Given text: Begin

As the discussion continued, four other AFT leaders offered observations on how school reopening is being addressed in their states and cities. They were Jerry Jordan, president of the Philadelphia Federation of Teachers; Melissa Cropper, president of the Ohio Federation of Teachers; Philippe Abraham, secretary-treasurer of New York State United Teachers; and Fedrick Ingram, president of the Florida Education Association.
In Philadelphia, Jordan said, the long-term underfunding of public schools has had a profound negative impact. The current situation has been made even more difficult, he said, by the three crises facing the nation and his city: the coronavirus pandemic, the economic recession and the systemic racism that undermines Black and brown students everywhere.
“Our teachers are miracle workers,” Jordan said. “Our members have concerns, but we want to be back in classrooms.” Meanwhile, he added, Trump has revealed again that he has an “absolute disregard for science and, quite frankly, humanity.” The fundamental truth that should guide plans to reopen schools, he said, is that “lives are at stake.”
Cropper said Ohio educators have been working for months on how to reopen schools—with an “absence of guidance from the federal level.” The AFT’s reopening guidelines and safety checklists have been central to planning in Ohio, she said.
“The last few days have terrified our members,” Cropper said, citing suggestions by Trump that CDC safety recommendations should be weakened so schools can more easily meet them and reopen. “Teachers may be miracle workers,” she said, “but they can’t bring someone back to life.”
Abraham noted the lack of funding with which schools are grappling as they try to reopen. The effects of 2008’s Great Recession were still lingering when the pandemic hit, he said. Now budgets are being cut all over the country. “We need the resources that the HEROES Act would provide,” he added, referring to the emergency aid to state and local governments and schools that was passed by the House, but has been blocked from consideration in the Republican-controlled Senate.

Given text: End
Information given: Begin

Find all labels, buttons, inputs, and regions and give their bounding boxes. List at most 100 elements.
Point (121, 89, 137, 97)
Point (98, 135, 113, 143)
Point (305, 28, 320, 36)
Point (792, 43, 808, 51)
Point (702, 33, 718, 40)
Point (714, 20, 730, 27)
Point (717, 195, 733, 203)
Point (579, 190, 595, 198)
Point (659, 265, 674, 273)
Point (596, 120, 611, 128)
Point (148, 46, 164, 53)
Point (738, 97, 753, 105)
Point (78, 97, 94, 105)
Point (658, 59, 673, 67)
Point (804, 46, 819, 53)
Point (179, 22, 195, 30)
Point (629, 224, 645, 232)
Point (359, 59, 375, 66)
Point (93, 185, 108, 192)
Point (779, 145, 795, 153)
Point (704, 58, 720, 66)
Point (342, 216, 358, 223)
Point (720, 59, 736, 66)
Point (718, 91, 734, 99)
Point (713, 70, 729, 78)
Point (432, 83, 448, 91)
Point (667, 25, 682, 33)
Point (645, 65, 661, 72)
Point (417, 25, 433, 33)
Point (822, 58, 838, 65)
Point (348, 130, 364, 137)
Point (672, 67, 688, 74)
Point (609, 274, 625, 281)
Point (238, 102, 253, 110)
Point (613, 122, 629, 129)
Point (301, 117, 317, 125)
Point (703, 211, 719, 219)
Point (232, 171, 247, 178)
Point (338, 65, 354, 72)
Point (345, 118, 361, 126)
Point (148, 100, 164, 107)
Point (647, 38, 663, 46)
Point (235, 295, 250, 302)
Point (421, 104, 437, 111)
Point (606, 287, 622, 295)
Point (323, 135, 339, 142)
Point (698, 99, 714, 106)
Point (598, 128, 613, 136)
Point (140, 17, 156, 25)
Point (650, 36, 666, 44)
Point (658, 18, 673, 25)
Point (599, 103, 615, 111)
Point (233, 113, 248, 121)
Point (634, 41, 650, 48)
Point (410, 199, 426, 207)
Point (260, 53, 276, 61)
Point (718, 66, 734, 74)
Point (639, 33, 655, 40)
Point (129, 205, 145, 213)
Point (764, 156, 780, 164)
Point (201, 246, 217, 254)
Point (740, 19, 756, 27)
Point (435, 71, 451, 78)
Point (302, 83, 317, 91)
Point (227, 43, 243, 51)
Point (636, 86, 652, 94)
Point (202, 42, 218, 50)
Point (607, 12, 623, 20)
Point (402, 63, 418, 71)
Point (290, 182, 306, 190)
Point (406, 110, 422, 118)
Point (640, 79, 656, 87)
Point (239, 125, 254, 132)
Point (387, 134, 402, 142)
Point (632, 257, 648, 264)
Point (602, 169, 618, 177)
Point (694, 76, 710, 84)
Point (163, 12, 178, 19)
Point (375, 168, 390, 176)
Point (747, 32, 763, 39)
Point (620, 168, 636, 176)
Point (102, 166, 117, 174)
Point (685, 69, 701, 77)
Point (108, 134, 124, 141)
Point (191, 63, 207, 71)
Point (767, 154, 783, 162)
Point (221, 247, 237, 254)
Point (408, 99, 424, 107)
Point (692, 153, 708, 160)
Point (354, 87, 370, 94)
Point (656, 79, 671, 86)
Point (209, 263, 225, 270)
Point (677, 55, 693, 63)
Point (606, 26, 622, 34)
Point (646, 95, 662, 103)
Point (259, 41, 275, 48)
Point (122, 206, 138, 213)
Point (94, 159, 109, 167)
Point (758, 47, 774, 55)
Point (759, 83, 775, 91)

Information given: End

- _Activity 1_:
In the passage on school reopening, take the part that opens with the words containing "In Philadelphia, Jordan" and closes with "brown students everywhere.", and rewrite it with "underfunding" renamed to "underinvestment".
- _Activity 2_:
Carry on the passage on school reopening from the point at which it stops.
The records are separate material, unrelated to the passage on school reopening.

- _Written answer 1_:
In Philadelphia, Jordan said, the long-term underinvestment of public schools has had a profound negative impact. The current situation has been made even more difficult, he said, by the three crises facing the nation and his city: the coronavirus pandemic, the economic recession and the systemic racism that undermines Black and brown students everywhere.

- _Written answer 2_:
When Trump says it is too expensive to comply with science-based safety guidelines, Abraham said, the only proper response is: “How much is a life worth?”
Florida has become the new epicenter of the pandemic, Ingram said, noting that on the day of the roundtable event 120 COVID-19 deaths were recorded in his state. Nevertheless, Florida’s governor is moving to “open our schools, no matter what.”
That approach is driven by politics, not science, Ingram said. “We’re simply asking for the things that public health experts say are necessary.”
Roundtable participants also answered some questions sent in by AFT members across the country. Stacy Davis Gates of the Chicago Teachers Union asked how school communities can be fully resourced in these times of COVID-19 and Black Lives Matter to address the needs of Black and Latinx students and community members.
Jill Biden said, “Racial inequities have to be addressed.” As the nation recovers and is able to move on from the pandemic, “we have to build back better.”
Jeff Whittle and Donna Jackson, both PSRP members in Michigan, asked how school support staff—from bus drivers and office workers to food service workers and custodians—can be supported and kept safe as schools reopen.
Warren said, “This is a matter of respect. That’s why it’s so important that everyone—not just teachers, but all staff—have a voice and a seat at the table.”
As the discussion concluded, Weingarten gave voice to a thought shared by all of those participating. “We wish Joe Biden was president now, because we so need a partner in the White House.”
Jill Biden and Warren echoed that view. “Everyone has got to vote, so that this country can go in a new direction,” Biden said.
Warren’s advice: “When you feel frustrated, do something—one thing every day—to make change, to make sure we have a new president.”